__SET PROBLEM__: Copy each line where the word "name" occurs.

__WORKING DATA__:
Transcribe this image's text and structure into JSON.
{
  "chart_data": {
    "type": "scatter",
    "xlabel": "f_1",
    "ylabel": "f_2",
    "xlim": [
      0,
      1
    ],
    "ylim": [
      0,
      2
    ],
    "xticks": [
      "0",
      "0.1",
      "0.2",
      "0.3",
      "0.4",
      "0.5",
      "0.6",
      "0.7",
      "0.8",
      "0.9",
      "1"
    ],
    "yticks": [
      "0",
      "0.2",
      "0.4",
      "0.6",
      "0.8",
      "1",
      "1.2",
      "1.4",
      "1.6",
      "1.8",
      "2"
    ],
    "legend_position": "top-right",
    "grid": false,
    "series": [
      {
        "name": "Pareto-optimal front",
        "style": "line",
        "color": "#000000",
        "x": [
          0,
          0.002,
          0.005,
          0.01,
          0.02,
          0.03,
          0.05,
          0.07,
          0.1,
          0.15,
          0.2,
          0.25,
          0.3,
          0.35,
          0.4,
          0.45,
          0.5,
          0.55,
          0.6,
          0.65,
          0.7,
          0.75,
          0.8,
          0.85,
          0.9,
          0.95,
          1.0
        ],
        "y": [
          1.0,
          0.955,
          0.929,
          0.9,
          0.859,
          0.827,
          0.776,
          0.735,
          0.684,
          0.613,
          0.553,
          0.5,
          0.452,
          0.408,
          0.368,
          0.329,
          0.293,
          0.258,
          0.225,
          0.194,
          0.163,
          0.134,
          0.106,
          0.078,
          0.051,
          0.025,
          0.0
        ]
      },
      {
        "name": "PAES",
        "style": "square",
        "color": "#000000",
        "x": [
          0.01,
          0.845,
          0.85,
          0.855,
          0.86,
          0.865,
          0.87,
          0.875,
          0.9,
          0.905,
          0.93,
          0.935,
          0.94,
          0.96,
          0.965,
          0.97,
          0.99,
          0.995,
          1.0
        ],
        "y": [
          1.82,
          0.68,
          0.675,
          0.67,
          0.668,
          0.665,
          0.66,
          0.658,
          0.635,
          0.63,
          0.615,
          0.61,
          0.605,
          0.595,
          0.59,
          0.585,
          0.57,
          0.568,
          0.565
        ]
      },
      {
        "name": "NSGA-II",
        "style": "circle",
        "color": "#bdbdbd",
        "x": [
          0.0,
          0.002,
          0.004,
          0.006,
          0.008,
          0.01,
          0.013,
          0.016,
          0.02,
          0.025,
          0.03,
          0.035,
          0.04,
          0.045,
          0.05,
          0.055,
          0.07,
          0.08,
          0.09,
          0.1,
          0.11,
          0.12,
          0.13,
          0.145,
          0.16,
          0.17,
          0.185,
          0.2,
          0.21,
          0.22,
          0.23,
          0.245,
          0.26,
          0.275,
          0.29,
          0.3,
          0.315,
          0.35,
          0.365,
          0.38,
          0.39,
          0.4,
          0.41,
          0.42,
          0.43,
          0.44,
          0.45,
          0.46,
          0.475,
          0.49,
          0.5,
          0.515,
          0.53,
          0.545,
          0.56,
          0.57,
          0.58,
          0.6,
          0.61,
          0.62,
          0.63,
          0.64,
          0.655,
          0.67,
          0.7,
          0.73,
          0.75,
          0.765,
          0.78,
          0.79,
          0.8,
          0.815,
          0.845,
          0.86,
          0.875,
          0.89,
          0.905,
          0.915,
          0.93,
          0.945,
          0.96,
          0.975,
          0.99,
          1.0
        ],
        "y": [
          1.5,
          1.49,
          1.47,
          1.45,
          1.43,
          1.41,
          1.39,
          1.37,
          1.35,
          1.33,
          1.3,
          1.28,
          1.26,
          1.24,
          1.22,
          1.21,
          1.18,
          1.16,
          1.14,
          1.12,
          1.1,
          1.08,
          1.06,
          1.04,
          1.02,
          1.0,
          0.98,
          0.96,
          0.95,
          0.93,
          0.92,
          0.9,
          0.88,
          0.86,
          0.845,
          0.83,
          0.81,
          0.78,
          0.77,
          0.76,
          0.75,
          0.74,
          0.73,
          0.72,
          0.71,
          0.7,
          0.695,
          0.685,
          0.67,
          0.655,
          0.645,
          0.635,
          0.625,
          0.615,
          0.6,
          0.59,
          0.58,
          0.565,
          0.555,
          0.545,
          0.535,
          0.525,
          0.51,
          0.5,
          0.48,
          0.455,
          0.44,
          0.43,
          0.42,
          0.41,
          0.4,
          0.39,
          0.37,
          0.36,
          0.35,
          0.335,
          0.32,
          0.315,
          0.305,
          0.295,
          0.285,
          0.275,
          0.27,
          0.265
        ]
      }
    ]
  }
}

__ANSWER TO THIS PROBLEM__:
        "name": "Pareto-optimal front",
        "name": "PAES",
        "name": "NSGA-II",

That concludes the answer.